Provided records —
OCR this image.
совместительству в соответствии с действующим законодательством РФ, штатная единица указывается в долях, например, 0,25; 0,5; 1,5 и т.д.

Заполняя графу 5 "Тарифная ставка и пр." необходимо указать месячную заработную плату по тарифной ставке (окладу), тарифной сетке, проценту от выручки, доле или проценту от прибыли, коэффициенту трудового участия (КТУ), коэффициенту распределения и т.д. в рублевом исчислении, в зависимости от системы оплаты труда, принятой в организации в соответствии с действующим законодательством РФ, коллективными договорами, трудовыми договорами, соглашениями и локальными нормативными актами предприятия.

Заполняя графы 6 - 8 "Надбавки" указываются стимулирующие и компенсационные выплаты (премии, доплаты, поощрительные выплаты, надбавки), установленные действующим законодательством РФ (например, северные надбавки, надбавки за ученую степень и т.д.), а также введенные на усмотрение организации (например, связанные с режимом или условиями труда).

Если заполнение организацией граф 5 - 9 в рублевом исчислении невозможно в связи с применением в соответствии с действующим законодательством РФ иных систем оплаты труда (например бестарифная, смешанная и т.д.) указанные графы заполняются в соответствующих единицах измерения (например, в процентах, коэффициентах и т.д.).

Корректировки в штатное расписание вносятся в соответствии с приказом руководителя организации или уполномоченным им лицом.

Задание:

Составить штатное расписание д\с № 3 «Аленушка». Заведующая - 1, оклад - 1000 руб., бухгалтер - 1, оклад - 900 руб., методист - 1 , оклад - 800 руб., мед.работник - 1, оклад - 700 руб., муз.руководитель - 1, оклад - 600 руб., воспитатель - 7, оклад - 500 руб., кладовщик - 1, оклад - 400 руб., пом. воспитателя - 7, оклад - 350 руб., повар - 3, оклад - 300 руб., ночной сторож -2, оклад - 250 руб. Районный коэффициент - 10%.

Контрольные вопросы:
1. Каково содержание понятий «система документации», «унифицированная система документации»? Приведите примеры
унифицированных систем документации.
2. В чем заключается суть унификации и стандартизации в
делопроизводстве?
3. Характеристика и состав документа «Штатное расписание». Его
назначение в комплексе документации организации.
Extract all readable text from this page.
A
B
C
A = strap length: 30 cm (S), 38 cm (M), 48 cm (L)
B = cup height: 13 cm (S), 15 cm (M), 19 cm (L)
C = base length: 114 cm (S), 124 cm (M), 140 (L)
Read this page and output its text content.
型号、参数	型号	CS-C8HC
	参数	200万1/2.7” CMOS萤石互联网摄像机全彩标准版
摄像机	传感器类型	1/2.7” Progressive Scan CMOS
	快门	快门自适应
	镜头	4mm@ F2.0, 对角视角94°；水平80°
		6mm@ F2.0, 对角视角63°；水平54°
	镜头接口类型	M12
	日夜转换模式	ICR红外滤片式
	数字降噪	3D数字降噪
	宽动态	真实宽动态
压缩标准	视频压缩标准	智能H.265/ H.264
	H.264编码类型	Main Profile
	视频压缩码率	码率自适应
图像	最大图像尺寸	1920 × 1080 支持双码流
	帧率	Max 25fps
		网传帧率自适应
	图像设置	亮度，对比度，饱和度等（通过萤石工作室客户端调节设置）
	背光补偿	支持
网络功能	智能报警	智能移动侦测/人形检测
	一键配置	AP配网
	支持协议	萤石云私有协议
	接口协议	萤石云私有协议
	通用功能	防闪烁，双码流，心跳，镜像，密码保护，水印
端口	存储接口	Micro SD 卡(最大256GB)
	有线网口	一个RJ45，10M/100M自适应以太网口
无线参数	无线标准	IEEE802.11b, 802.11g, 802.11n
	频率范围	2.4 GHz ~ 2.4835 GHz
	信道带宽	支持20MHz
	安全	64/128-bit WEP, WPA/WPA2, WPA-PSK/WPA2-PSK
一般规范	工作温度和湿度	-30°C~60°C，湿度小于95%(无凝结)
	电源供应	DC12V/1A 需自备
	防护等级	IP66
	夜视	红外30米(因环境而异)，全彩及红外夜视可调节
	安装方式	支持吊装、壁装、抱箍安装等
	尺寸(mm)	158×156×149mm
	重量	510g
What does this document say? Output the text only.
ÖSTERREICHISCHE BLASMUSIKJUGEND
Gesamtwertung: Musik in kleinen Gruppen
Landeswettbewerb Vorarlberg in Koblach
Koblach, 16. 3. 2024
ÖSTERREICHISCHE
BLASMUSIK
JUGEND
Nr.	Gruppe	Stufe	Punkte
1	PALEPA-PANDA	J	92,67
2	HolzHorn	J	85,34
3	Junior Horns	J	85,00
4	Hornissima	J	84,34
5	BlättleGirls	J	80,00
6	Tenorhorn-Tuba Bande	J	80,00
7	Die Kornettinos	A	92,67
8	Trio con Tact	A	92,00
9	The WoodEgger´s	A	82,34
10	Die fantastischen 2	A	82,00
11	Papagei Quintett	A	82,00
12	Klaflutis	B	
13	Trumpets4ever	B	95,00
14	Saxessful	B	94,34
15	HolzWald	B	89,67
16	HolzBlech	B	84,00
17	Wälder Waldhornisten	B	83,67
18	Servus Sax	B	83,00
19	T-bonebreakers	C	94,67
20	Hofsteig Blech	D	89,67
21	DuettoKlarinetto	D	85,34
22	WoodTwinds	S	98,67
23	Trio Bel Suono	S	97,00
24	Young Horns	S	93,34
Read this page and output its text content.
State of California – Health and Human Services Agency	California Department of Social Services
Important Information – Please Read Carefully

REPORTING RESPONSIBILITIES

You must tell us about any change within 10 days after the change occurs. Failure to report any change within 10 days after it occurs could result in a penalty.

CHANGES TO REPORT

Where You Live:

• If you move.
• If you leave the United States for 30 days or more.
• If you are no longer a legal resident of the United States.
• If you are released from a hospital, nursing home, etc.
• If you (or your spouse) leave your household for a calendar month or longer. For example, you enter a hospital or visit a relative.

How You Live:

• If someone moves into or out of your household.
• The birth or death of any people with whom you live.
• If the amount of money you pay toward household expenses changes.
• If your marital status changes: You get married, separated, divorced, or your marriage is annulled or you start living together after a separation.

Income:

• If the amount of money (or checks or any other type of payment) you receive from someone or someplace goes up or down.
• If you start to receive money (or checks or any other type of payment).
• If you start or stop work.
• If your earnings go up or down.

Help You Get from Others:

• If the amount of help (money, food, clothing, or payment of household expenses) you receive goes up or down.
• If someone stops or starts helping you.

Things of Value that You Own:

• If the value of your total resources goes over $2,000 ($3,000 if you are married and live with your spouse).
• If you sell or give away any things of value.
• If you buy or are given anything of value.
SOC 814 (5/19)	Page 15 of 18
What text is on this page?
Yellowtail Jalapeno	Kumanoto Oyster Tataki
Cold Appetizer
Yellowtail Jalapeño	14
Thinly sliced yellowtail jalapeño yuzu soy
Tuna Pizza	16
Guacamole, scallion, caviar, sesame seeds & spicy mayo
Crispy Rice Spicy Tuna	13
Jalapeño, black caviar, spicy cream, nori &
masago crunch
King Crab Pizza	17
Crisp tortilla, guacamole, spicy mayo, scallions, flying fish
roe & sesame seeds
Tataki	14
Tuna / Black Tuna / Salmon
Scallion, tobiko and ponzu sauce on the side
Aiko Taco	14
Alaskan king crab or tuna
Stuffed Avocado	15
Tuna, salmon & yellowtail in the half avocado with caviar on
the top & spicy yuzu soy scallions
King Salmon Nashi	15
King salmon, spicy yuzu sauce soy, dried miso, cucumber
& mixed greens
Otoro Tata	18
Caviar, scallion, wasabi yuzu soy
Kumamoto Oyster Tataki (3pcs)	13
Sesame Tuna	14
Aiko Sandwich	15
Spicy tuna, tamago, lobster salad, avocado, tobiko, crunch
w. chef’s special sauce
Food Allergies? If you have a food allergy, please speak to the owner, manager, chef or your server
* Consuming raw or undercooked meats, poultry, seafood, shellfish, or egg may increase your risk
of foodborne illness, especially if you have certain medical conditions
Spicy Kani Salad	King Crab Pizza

Task requirements — Across the records above, count the lines holding "length" and reply with that number alone.

Task answer — 2